Work to complete
Once every line containing "antirreflujo" has been counted, report the total for the data and nothing else.

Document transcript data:
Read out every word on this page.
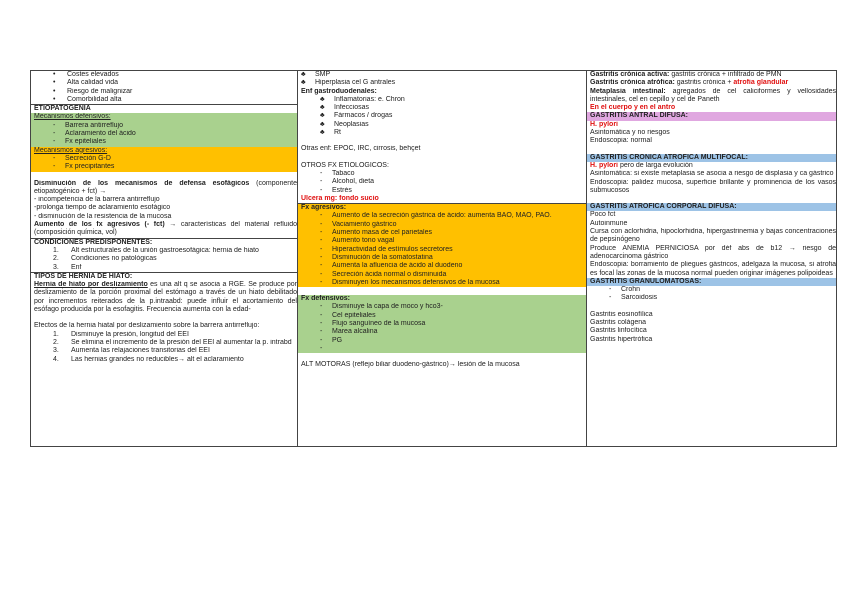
• Costes elevados
• Alta calidad vida
• Riesgo de malignizar
• Comorbilidad alta
ETIOPATOGENIA
Mecanismos defensivos:
- Barrera antirreflujo
- Aclaramiento del ácido
- Fx epiteliales
Mecanismos agresivos:
- Secreción G-D
- Fx precipitantes
Disminución de los mecanismos de defensa esofágicos (componente etiopatogénico + fct) →
- incompetencia de la barrera antirreflujo
-prolonga tiempo de aclaramiento esofágico
- disminución de la resistencia de la mucosa
Aumento de los fx agresivos (- fct) → características del material refluido (composición química, vol)
CONDICIONES PREDISPONENTES:
1. Alt estructurales de la unión gastroesofágica: hernia de hiato
2. Condiciones no patológicas
3. Enf
TIPOS DE HERNIA DE HIATO:
Hernia de hiato por deslizamiento es una alt q se asocia a RGE. Se produce por deslizamiento de la porción proximal del estómago a través de un hiato debilitado por incrementos reiterados de la p.intraabd: puede influir el acortamiento del esófago producida por la esofagitis. Frecuencia aumenta con la edad-
Efectos de la hernia hiatal por deslizamiento sobre la barrera antirreflujo:
1. Disminuye la presión, longitud del EEI
2. Se elimina el incremento de la presión del EEI al aumentar la p. intrabd
3. Aumenta las relajaciones transitorias del EEI
4. Las hernias grandes no reducibles→ alt el aclaramiento
♣ SMP
♣ Hiperplasia cel G antrales
Enf gastroduodenales:
♣ Inflamatorias: e. Chron
♣ Infecciosas
♣ Fármacos / drogas
♣ Neoplasias
♣ Rt
Otras enf: EPOC, IRC, cirrosis, behçet
OTROS FX ETIOLÓGICOS:
- Tabaco
- Alcohol, dieta
- Estrés
Úlcera mg: fondo sucio
Fx agresivos:
- Aumento de la secreción gástrica de ácido: aumenta BAO, MAO, PAO.
- Vaciamiento gástrico
- Aumento masa de cel parietales
- Aumento tono vagal
- Hiperactividad de estímulos secretores
- Disminución de la somatostatina
- Aumenta la afluencia de ácido al duodeno
- Secreción ácida normal o disminuida
- Disminuyen los mecanismos defensivos de la mucosa
Fx defensivos:
- Disminuye la capa de moco y hco3-
- Cel epiteliales
- Flujo sanguíneo de la mucosa
- Marea alcalina
- PG
-
ALT MOTORAS (reflejo biliar duodeno-gástrico)→ lesión de la mucosa
Gastritis crónica activa: gastritis crónica + infiltrado de PMN
Gastritis crónica atrófica: gastritis crónica + atrofia glandular
Metaplasia intestinal: agregados de cel caliciformes y vellosidades intestinales, cel en cepillo y cel de Paneth
En el cuerpo y en el antro
GASTRITIS ANTRAL DIFUSA:
H. pylori
Asintomática y no riesgos
Endoscopia: normal
GASTRITIS CRÓNICA ATRÓFICA MULTIFOCAL:
H. pylori pero de larga evolución
Asintomática: si existe metaplasia se asocia a riesgo de displasia y ca gástrico
Endoscopia: palidez mucosa, superficie brillante y prominencia de los vasos submucosos
GASTRITIS ATRÓFICA CORPORAL DIFUSA:
Poco fct
Autoinmune
Cursa con aclorhidria, hipoclorhidria, hipergastrinemia y bajas concentraciones de pepsinógeno
Produce ANEMIA PERNICIOSA por déf abs de b12 → riesgo de adenocarcinoma gástrico
Endoscopia: borramiento de pliegues gástricos, adelgaza la mucosa, si atrofia es focal las zonas de la mucosa normal pueden originar imágenes polipoideas
GASTRITIS GRANULOMATOSAS:
- Crohn
- Sarcoidosis
Gastritis eosinofílica
Gastritis colágena
Gastritis linfocítica
Gastritis hipertrófica
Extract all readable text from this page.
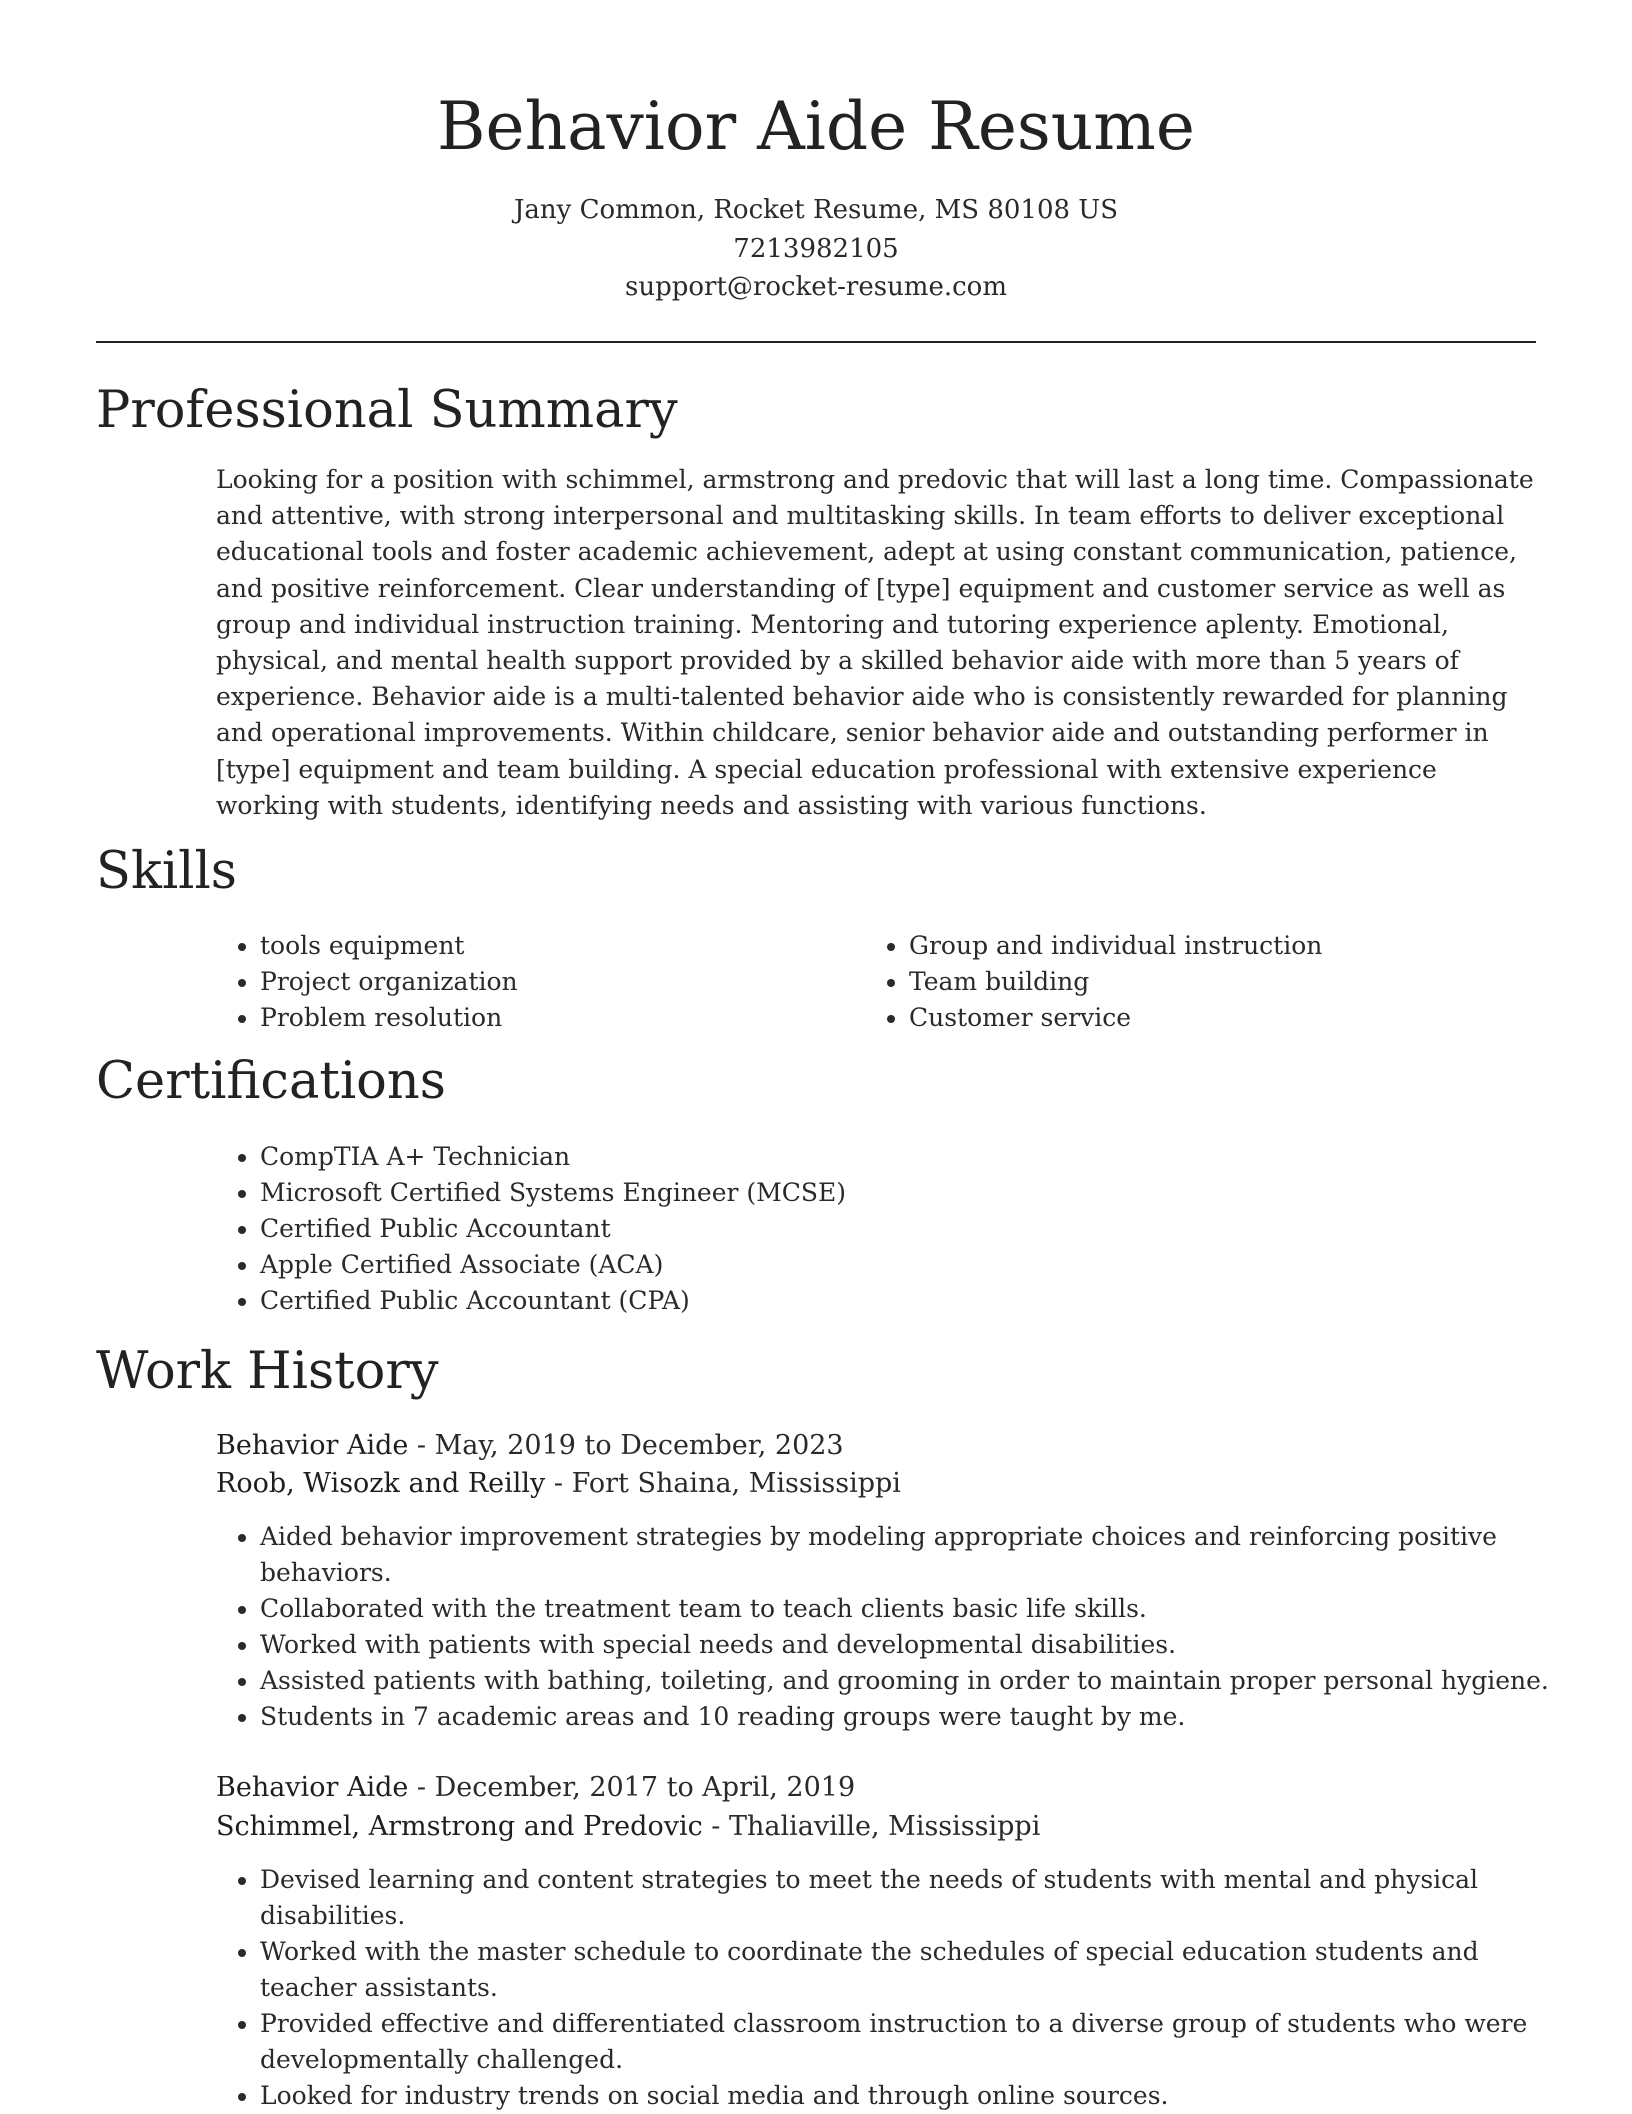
Behavior Aide Resume

Jany Common, Rocket Resume, MS 80108 US

7213982105

support@rocket-resume.com

Professional Summary

Looking for a position with schimmel, armstrong and predovic that will last a long time. Compassionate and attentive, with strong interpersonal and multitasking skills. In team efforts to deliver exceptional educational tools and foster academic achievement, adept at using constant communication, patience, and positive reinforcement. Clear understanding of [type] equipment and customer service as well as group and individual instruction training. Mentoring and tutoring experience aplenty. Emotional, physical, and mental health support provided by a skilled behavior aide with more than 5 years of experience. Behavior aide is a multi-talented behavior aide who is consistently rewarded for planning and operational improvements. Within childcare, senior behavior aide and outstanding performer in [type] equipment and team building. A special education professional with extensive experience working with students, identifying needs and assisting with various functions.

Skills
• tools equipment
• Project organization
• Problem resolution
• Group and individual instruction
• Team building
• Customer service
Certifications
• CompTIA A+ Technician
• Microsoft Certified Systems Engineer (MCSE)
• Certified Public Accountant
• Apple Certified Associate (ACA)
• Certified Public Accountant (CPA)
Work History

Behavior Aide - May, 2019 to December, 2023

Roob, Wisozk and Reilly - Fort Shaina, Mississippi

• Aided behavior improvement strategies by modeling appropriate choices and reinforcing positive behaviors.
• Collaborated with the treatment team to teach clients basic life skills.
• Worked with patients with special needs and developmental disabilities.
• Assisted patients with bathing, toileting, and grooming in order to maintain proper personal hygiene.
• Students in 7 academic areas and 10 reading groups were taught by me.

Behavior Aide - December, 2017 to April, 2019

Schimmel, Armstrong and Predovic - Thaliaville, Mississippi

• Devised learning and content strategies to meet the needs of students with mental and physical disabilities.
• Worked with the master schedule to coordinate the schedules of special education students and teacher assistants.
• Provided effective and differentiated classroom instruction to a diverse group of students who were developmentally challenged.
• Looked for industry trends on social media and through online sources.
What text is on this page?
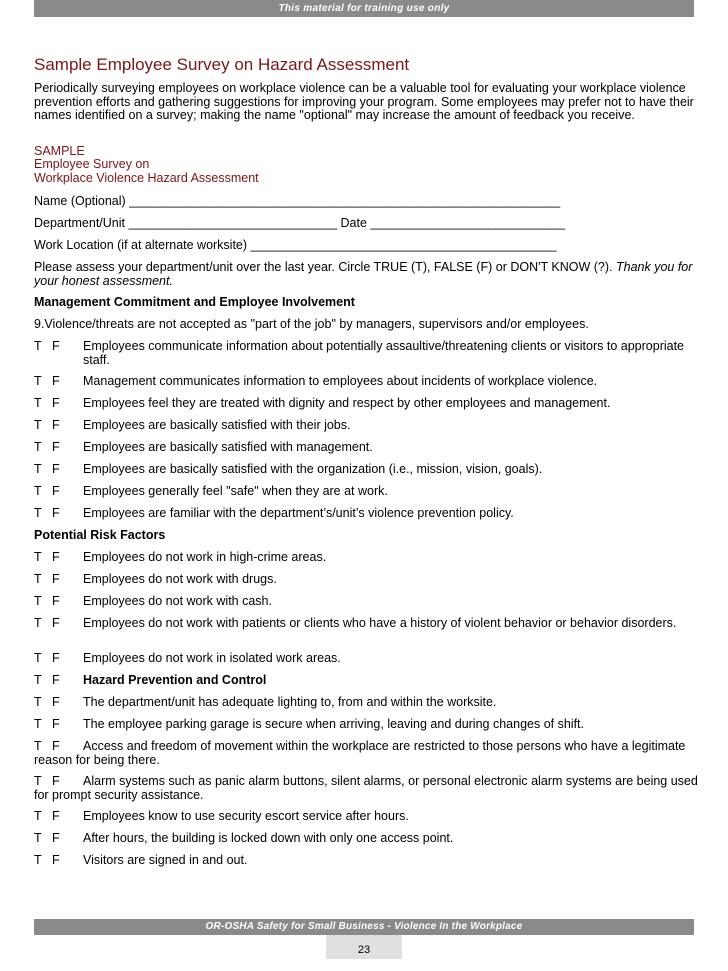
This material for training use only
Sample Employee Survey on Hazard Assessment
Periodically surveying employees on workplace violence can be a valuable tool for evaluating your workplace violence prevention efforts and gathering suggestions for improving your program. Some employees may prefer not to have their names identified on a survey; making the name "optional" may increase the amount of feedback you receive.
SAMPLE
Employee Survey on
Workplace Violence Hazard Assessment
Name (Optional) ______________________________________________________________
Department/Unit ______________________________ Date ____________________________
Work Location (if at alternate worksite) ____________________________________________
Please assess your department/unit over the last year. Circle TRUE (T), FALSE (F) or DON'T KNOW (?). Thank you for your honest assessment.
Management Commitment and Employee Involvement
9.Violence/threats are not accepted as "part of the job" by managers, supervisors and/or employees.
T   F	Employees communicate information about potentially assaultive/threatening clients or visitors to appropriate staff.
T   F	Management communicates information to employees about incidents of workplace violence.
T   F	Employees feel they are treated with dignity and respect by other employees and management.
T   F	Employees are basically satisfied with their jobs.
T   F	Employees are basically satisfied with management.
T   F	Employees are basically satisfied with the organization (i.e., mission, vision, goals).
T   F	Employees generally feel "safe" when they are at work.
T   F	Employees are familiar with the department’s/unit’s violence prevention policy.
Potential Risk Factors
T   F	Employees do not work in high-crime areas.
T   F	Employees do not work with drugs.
T   F	Employees do not work with cash.
T   F	Employees do not work with patients or clients who have a history of violent behavior or behavior disorders.
T   F	Employees do not work in isolated work areas.
T   F	Hazard Prevention and Control
T   F	The department/unit has adequate lighting to, from and within the worksite.
T   F	The employee parking garage is secure when arriving, leaving and during changes of shift.
T   F Access and freedom of movement within the workplace are restricted to those persons who have a legitimate reason for being there.
T   F Alarm systems such as panic alarm buttons, silent alarms, or personal electronic alarm systems are being used for prompt security assistance.
T   F	Employees know to use security escort service after hours.
T   F	After hours, the building is locked down with only one access point.
T   F	Visitors are signed in and out.
OR-OSHA Safety for Small Business - Violence In the Workplace
23
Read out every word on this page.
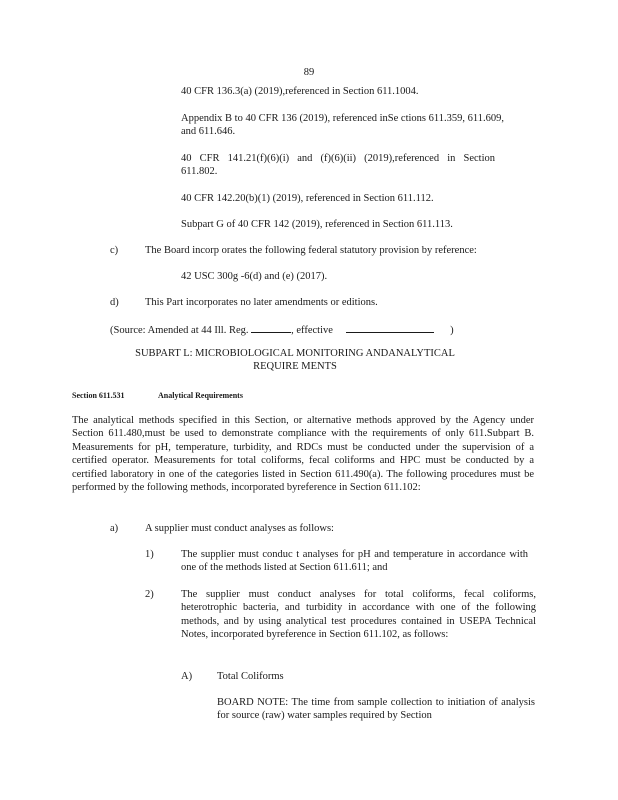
89
40 CFR 136.3(a) (2019),referenced in Section 611.1004.
Appendix B to 40 CFR 136 (2019), referenced inSe ctions 611.359, 611.609, and 611.646.
40 CFR 141.21(f)(6)(i) and (f)(6)(ii) (2019),referenced in Section 611.802.
40 CFR 142.20(b)(1) (2019), referenced in Section 611.112.
Subpart G of 40 CFR 142 (2019), referenced in Section 611.113.
c)	The Board incorp orates the following federal statutory provision by reference:
42 USC 300g -6(d) and (e) (2017).
d)	This Part incorporates no later amendments or editions.
(Source: Amended at 44 Ill. Reg.	, effective	)
SUBPART L: MICROBIOLOGICAL MONITORING ANDANALYTICAL
REQUIRE MENTS
Section 611.531	Analytical Requirements
The analytical methods specified in this Section, or alternative methods approved by the Agency under Section 611.480,must be used to demonstrate compliance with the requirements of only 611.Subpart B. Measurements for pH, temperature, turbidity, and RDCs must be conducted under the supervision of a certified operator. Measurements for total coliforms, fecal coliforms and HPC must be conducted by a certified laboratory in one of the categories listed in Section 611.490(a). The following procedures must be performed by the following methods, incorporated byreference in Section 611.102:
a)	A supplier must conduct analyses as follows:
1)	The supplier must conduc t analyses for pH and temperature in accordance with one of the methods listed at Section 611.611; and
2)	The supplier must conduct analyses for total coliforms, fecal coliforms, heterotrophic bacteria, and turbidity in accordance with one of the following methods, and by using analytical test procedures contained in USEPA Technical Notes, incorporated byreference in Section 611.102, as follows:
A) Total Coliforms
BOARD NOTE: The time from sample collection to initiation of analysis for source (raw) water samples required by Section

Written solution
3